— Start —

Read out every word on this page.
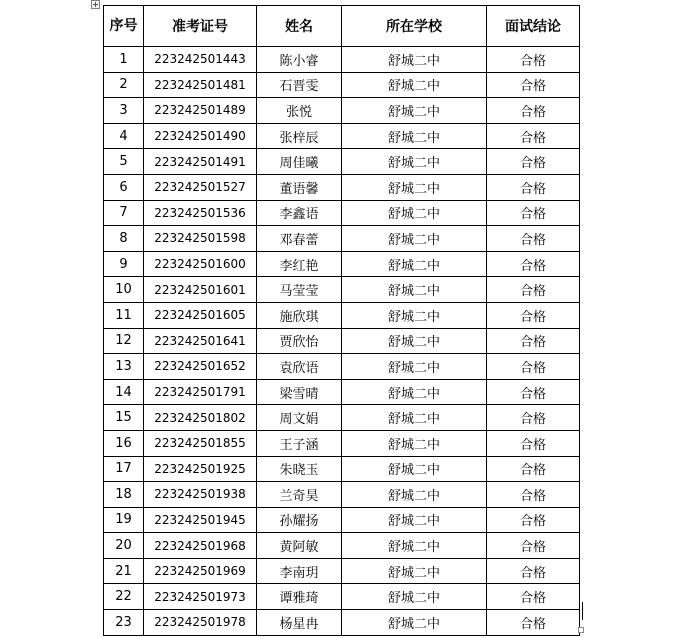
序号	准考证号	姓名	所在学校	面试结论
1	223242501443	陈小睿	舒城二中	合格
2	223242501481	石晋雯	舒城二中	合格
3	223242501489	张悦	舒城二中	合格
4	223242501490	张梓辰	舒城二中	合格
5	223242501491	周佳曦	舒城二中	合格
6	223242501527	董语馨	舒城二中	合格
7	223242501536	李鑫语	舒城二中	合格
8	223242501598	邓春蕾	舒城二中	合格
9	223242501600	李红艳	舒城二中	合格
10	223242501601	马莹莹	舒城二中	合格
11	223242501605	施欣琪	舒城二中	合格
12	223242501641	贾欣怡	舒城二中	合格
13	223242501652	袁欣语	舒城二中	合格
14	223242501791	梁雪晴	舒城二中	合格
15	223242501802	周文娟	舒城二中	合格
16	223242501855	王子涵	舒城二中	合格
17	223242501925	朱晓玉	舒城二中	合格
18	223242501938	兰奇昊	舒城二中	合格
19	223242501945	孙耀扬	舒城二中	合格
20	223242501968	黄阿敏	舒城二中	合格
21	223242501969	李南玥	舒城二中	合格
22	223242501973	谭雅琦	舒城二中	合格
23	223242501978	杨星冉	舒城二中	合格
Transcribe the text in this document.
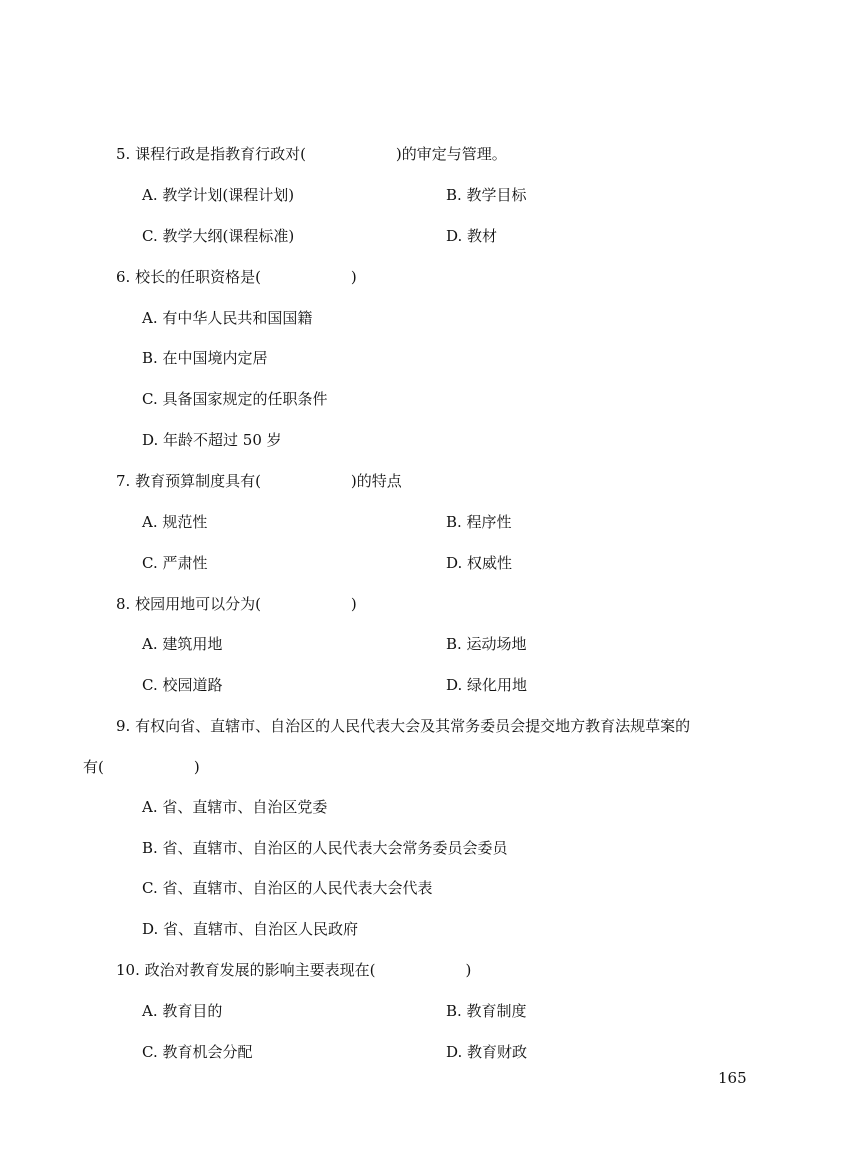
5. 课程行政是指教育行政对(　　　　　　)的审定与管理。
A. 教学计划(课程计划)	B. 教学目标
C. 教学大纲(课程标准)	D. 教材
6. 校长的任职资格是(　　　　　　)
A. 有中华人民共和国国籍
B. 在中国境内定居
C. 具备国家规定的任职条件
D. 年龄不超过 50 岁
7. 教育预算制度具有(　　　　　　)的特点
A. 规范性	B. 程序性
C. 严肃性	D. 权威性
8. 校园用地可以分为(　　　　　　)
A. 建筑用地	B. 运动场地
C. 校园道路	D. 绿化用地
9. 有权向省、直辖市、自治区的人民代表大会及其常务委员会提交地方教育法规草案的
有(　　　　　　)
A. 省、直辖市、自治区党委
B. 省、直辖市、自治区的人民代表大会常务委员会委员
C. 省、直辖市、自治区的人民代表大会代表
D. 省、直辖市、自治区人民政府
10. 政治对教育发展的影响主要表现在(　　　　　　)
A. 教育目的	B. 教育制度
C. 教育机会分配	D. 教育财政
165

— End —
— Start —

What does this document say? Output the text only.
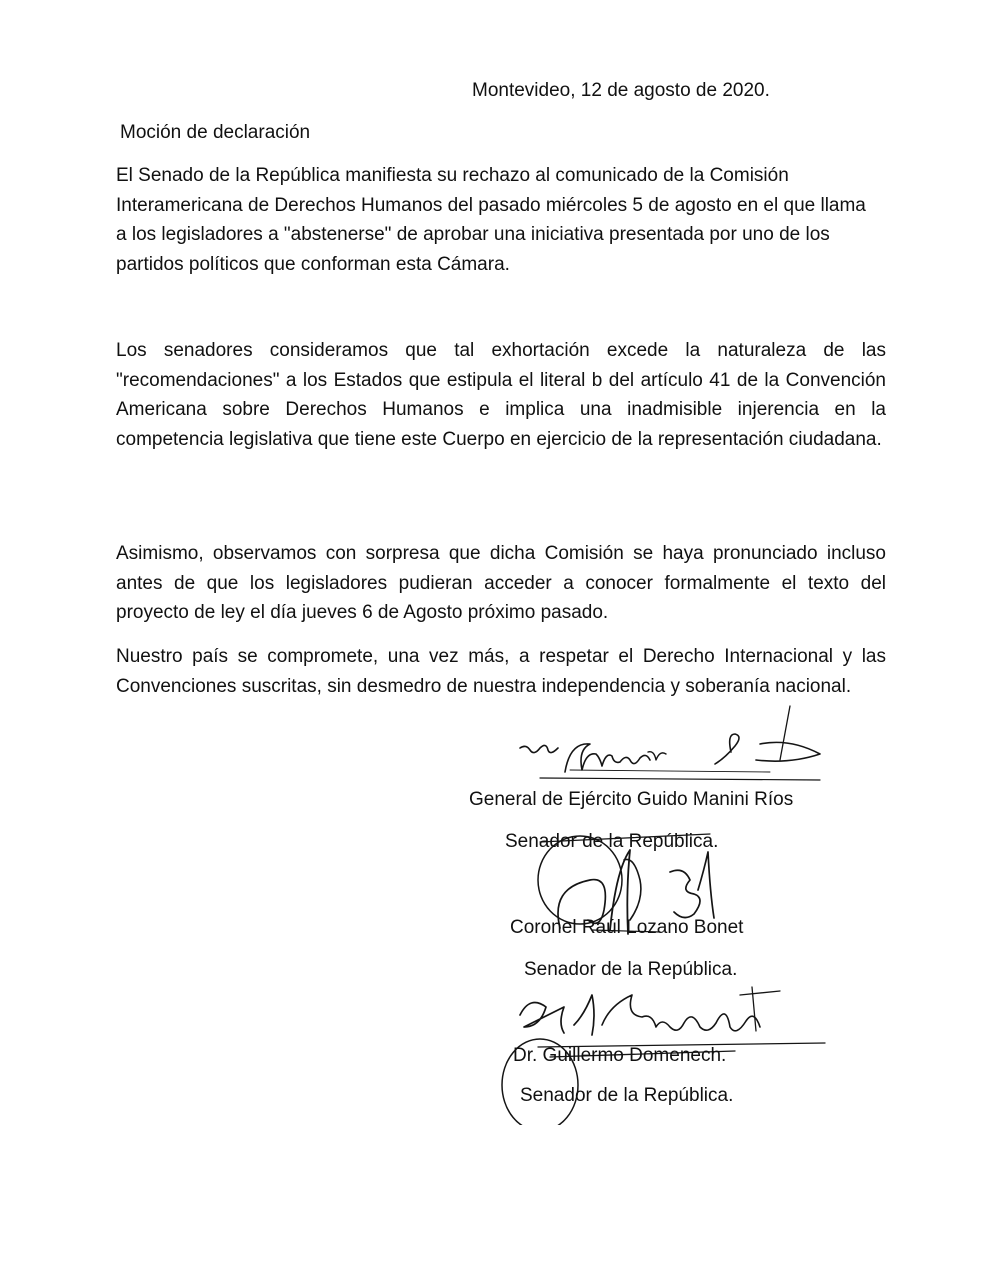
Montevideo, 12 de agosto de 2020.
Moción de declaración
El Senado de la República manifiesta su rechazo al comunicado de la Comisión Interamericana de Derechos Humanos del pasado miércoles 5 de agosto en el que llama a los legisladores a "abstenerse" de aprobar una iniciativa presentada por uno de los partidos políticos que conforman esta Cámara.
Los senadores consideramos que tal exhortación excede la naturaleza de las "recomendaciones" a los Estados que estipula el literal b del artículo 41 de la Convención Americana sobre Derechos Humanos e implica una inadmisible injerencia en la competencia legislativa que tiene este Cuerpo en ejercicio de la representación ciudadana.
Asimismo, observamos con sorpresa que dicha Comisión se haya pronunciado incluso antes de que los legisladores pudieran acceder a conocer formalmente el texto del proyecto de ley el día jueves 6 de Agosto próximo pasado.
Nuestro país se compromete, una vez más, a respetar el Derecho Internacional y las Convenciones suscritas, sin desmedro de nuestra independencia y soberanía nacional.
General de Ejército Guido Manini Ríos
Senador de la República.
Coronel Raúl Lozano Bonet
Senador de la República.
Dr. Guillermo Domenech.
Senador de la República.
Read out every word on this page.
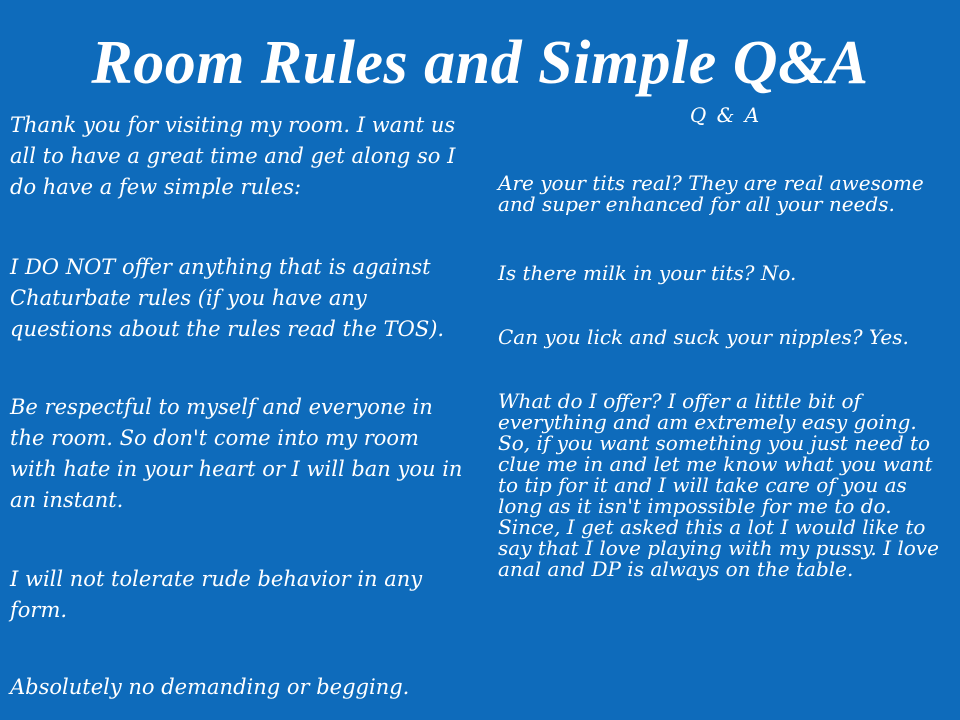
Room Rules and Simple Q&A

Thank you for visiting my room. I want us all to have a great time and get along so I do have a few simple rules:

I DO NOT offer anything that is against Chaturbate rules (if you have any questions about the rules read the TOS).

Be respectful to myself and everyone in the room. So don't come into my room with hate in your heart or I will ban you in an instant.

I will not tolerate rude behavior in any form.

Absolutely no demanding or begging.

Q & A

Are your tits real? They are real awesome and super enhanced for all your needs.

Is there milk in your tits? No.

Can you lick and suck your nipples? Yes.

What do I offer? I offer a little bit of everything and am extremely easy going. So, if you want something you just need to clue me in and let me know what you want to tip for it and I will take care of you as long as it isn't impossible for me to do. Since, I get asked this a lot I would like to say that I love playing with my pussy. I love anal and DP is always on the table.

— End —

Of the lines above, how many hold the word "Humanos"? Say the number alone.

2